---- RECORDS PROVIDED

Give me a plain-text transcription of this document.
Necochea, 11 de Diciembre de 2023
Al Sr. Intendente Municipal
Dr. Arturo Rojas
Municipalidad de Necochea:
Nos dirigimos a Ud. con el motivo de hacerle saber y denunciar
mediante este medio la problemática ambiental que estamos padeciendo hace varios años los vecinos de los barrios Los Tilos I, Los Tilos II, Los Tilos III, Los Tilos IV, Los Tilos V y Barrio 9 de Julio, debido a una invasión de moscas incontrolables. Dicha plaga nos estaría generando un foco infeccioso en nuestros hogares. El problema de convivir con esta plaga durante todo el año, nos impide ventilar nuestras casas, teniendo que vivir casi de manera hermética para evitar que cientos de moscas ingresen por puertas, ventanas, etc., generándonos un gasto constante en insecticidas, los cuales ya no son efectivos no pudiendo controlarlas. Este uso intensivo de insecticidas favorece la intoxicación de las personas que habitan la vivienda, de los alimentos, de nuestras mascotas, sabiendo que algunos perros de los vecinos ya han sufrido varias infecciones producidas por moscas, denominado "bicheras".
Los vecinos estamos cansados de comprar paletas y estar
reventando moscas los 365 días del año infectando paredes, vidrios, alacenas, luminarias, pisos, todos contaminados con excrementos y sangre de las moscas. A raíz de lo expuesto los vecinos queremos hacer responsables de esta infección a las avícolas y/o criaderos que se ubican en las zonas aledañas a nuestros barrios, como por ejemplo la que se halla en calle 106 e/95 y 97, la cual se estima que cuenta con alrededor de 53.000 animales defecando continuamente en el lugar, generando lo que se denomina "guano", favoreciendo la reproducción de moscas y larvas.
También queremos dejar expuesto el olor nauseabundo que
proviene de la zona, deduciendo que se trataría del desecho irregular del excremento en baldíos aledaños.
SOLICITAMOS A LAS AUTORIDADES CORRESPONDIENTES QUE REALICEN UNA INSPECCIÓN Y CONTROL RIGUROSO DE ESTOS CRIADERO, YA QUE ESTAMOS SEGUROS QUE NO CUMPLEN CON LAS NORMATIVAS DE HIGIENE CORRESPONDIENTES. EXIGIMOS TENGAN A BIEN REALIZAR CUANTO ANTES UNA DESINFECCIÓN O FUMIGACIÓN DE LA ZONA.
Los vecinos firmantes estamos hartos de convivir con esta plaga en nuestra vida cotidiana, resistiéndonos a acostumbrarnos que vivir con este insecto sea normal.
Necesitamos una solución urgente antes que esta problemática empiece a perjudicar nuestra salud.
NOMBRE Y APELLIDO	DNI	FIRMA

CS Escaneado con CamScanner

--------

- TO BE DONE:
Find the word "vivir" in the data and copy out each line where it turns up.

- EXERCISE SOLUTION:
mediante este medio la problemática ambiental que estamos padeciendo hace varios años los vecinos de los barrios Los Tilos I, Los Tilos II, Los Tilos III, Los Tilos IV, Los Tilos V y Barrio 9 de Julio, debido a una invasión de moscas incontrolables. Dicha plaga nos estaría generando un foco infeccioso en nuestros hogares. El problema de convivir con esta plaga durante todo el año, nos impide ventilar nuestras casas, teniendo que vivir casi de manera hermética para evitar que cientos de moscas ingresen por puertas, ventanas, etc., generándonos un gasto constante en insecticidas, los cuales ya no son efectivos no pudiendo controlarlas. Este uso intensivo de insecticidas favorece la intoxicación de las personas que habitan la vivienda, de los alimentos, de nuestras mascotas, sabiendo que algunos perros de los vecinos ya han sufrido varias infecciones producidas por moscas, denominado "bicheras".
Los vecinos firmantes estamos hartos de convivir con esta plaga en nuestra vida cotidiana, resistiéndonos a acostumbrarnos que vivir con este insecto sea normal.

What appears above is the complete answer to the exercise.